═══ TEXTAUSSCHNITT ═══
Das Larghetto zeigt die Partner in einem mehr ineinanderfließenden Klanggewebe. Das Holz wirkt dabei wie bereits im ersten Satz ebenfalls brillant, jedoch nicht mehr so spielfreudig, anspringend oder auch dialogfreudig. Brendel selbst spielt eher noch finessenreicher als zuvor. Das Ganze wirkt nicht mehr so hell, luzide. Serenadenhaft ja, sogar noch etwas zügiger als ´73, jedoch nicht mehr so prickelnd. Insgesamt wirkt der Kontrast zum ersten Satz ein wenig abgemildert. Trösten können die Darbietungen in beiden Jahrgängen.
Im Allegretto hören wir einen sehr geschliffenen Dialog, minimal gediegener, manche würden auch meinen „behäbiger“ als ´73. Mehr Esprit also in der alten Aufnahme. Ja in jedem Fall, aber was ist dem Satz angemessener? Das Marschartige wird schön deutlich, genau wie das Humorige, für das Mozart immer noch Zeit findet, indes es führt nicht mehr aus der Moll-Kalamität hinaus. Die Bläser des SCO unterstreichen das alles delikat. Die kurze Kadenz, die sich Brendel für den dritten Satz hat einfallen lassen (das machen längst nicht alle) passt, wie wir meinen, sehr gut. Da liegt in der Kürze die Würze. Das Ende wirkt dieses Mal eher tragisch-schockhaft als zuvor. Ein sehr heftig angestimmtes Schlusstutti ohne Klavier im ausweglosen Moll. So wird hier die Tür zugeschlagen. Nichts geht mehr.
Das Klangbild ist nun fülliger geworden. Die Bläser wirken etwas distanzierter. Im Ganzen ist die Aufnahme nicht mehr so trennscharf, man bietet dem Hörer eher einen wohligen Schmelzklang an. Das Klangbild wirkt etwas größer und massiver, lange nicht mehr so schlank und sehnig, dafür wird mehr Raumtiefe geboten. Beide Einspielungen sind es wert gehört zu werden, sie könnten unterschiedlicher kaum sein, eigentlich ergänzen sie sich so gut, dass man auf keine verzichten möchte.
═══ GESPEICHERTE ZEILEN ═══
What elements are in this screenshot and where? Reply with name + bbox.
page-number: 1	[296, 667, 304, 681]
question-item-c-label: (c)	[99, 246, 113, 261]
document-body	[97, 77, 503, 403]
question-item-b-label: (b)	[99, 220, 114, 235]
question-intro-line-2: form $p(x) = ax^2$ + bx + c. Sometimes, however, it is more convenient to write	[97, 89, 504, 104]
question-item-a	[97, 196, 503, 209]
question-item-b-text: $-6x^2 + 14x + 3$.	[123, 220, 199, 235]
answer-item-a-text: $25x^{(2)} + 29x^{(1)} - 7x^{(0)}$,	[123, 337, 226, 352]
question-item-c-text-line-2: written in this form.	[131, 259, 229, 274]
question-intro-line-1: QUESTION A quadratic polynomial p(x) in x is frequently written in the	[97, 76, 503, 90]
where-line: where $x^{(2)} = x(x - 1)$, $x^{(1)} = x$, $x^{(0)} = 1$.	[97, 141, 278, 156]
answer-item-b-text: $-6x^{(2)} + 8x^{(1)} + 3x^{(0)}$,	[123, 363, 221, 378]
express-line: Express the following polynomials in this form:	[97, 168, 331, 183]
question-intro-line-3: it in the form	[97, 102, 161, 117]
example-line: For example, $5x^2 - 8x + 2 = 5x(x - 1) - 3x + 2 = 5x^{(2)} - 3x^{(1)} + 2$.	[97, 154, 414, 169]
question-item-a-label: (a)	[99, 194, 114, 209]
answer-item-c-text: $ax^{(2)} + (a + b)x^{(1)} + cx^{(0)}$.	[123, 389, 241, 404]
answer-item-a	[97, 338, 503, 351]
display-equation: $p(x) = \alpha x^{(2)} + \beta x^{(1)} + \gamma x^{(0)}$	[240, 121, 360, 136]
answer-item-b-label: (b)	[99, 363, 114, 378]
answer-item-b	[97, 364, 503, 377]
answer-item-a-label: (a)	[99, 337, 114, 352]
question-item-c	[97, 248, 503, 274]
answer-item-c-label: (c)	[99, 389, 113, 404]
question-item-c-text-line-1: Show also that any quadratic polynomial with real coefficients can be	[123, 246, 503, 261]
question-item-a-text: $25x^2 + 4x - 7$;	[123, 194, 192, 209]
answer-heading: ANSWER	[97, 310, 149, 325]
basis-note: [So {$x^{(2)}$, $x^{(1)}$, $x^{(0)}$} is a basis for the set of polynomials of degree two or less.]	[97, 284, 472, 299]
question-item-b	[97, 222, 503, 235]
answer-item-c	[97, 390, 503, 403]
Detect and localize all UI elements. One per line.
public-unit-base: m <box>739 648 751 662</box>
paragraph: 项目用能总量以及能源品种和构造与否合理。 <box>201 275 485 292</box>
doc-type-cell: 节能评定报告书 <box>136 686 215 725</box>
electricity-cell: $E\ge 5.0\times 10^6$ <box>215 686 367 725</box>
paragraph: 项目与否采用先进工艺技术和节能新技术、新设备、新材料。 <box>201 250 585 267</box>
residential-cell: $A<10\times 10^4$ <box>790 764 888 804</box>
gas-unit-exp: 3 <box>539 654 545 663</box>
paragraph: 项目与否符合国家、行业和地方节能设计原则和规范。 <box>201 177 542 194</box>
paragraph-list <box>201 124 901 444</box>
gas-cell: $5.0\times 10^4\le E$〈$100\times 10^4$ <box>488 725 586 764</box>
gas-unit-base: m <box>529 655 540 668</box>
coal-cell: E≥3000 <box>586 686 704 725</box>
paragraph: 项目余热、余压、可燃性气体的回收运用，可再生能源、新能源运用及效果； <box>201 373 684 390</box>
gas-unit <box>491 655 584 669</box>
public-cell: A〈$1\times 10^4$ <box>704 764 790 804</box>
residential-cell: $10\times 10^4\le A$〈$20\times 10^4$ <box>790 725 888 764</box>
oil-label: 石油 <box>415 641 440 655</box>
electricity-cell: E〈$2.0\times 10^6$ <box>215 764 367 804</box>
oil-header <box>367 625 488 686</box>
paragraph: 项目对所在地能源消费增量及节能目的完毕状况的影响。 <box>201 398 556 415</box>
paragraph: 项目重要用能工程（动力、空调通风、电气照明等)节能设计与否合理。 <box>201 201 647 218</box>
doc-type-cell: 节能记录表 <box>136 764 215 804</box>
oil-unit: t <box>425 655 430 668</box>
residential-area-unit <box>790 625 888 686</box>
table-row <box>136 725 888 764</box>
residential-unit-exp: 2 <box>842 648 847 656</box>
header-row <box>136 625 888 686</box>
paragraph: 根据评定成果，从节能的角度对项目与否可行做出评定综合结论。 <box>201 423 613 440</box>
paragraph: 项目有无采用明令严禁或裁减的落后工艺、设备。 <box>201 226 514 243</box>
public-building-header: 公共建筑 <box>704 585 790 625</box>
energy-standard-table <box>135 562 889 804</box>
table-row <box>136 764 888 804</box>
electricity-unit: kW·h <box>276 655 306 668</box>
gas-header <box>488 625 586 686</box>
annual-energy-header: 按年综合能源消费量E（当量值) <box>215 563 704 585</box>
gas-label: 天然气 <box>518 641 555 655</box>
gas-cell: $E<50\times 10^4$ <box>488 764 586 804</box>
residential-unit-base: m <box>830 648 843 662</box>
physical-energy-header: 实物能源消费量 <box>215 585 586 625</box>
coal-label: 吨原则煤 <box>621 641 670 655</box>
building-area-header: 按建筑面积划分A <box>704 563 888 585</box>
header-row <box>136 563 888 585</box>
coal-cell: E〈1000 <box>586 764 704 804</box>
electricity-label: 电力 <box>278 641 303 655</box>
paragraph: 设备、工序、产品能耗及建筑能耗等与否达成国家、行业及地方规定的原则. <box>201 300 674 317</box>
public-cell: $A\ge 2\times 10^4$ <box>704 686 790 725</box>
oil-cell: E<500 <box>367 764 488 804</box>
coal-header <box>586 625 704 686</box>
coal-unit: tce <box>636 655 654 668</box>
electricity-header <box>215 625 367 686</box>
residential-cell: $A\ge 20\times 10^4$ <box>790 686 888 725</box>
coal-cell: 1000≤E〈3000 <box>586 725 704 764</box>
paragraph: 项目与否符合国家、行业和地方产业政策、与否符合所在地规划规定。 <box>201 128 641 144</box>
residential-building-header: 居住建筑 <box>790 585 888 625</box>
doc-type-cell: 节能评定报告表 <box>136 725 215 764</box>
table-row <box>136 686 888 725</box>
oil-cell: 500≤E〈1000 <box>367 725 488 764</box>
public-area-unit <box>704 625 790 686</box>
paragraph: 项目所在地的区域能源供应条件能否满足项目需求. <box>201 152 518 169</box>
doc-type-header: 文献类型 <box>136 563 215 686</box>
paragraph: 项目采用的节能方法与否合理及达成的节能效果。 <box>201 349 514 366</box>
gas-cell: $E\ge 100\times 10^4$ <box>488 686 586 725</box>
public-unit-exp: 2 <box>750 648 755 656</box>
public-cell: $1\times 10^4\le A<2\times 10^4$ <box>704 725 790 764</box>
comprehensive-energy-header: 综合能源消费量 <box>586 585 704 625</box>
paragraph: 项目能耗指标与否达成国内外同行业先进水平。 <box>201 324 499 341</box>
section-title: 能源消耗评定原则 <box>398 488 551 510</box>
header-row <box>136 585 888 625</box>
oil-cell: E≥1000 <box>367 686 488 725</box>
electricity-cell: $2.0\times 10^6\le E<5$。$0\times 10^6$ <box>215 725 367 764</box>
═══
ARBEITSAUFTRÄGE ▸
a) Schreib aus dem Textausschnitt den Teil von „Das Klangbild ist“ bis einschließlich „keine verzichten möchte.“ Wort für Wort ab.
b) Tausche in der Auflistung vom Anfang bis einschließlich der Zeile mit „question-item-b-text: $-6x^2 +“ „document-body“ gegen „page-body“ aus. Gib nur diese Zeilen wieder und lass alles andere darin unverändert.

LÖSUNGEN ▸
a)
Das Klangbild ist nun fülliger geworden. Die Bläser wirken etwas distanzierter. Im Ganzen ist die Aufnahme nicht mehr so trennscharf, man bietet dem Hörer eher einen wohligen Schmelzklang an. Das Klangbild wirkt etwas größer und massiver, lange nicht mehr so schlank und sehnig, dafür wird mehr Raumtiefe geboten. Beide Einspielungen sind es wert gehört zu werden, sie könnten unterschiedlicher kaum sein, eigentlich ergänzen sie sich so gut, dass man auf keine verzichten möchte.

b)
What elements are in this screenshot and where? Reply with name + bbox.
page-number: 1	[296, 667, 304, 681]
question-item-c-label: (c)	[99, 246, 113, 261]
page-body	[97, 77, 503, 403]
question-item-b-label: (b)	[99, 220, 114, 235]
question-intro-line-2: form $p(x) = ax^2$ + bx + c. Sometimes, however, it is more convenient to write	[97, 89, 504, 104]
question-item-a	[97, 196, 503, 209]
question-item-b-text: $-6x^2 + 14x + 3$.	[123, 220, 199, 235]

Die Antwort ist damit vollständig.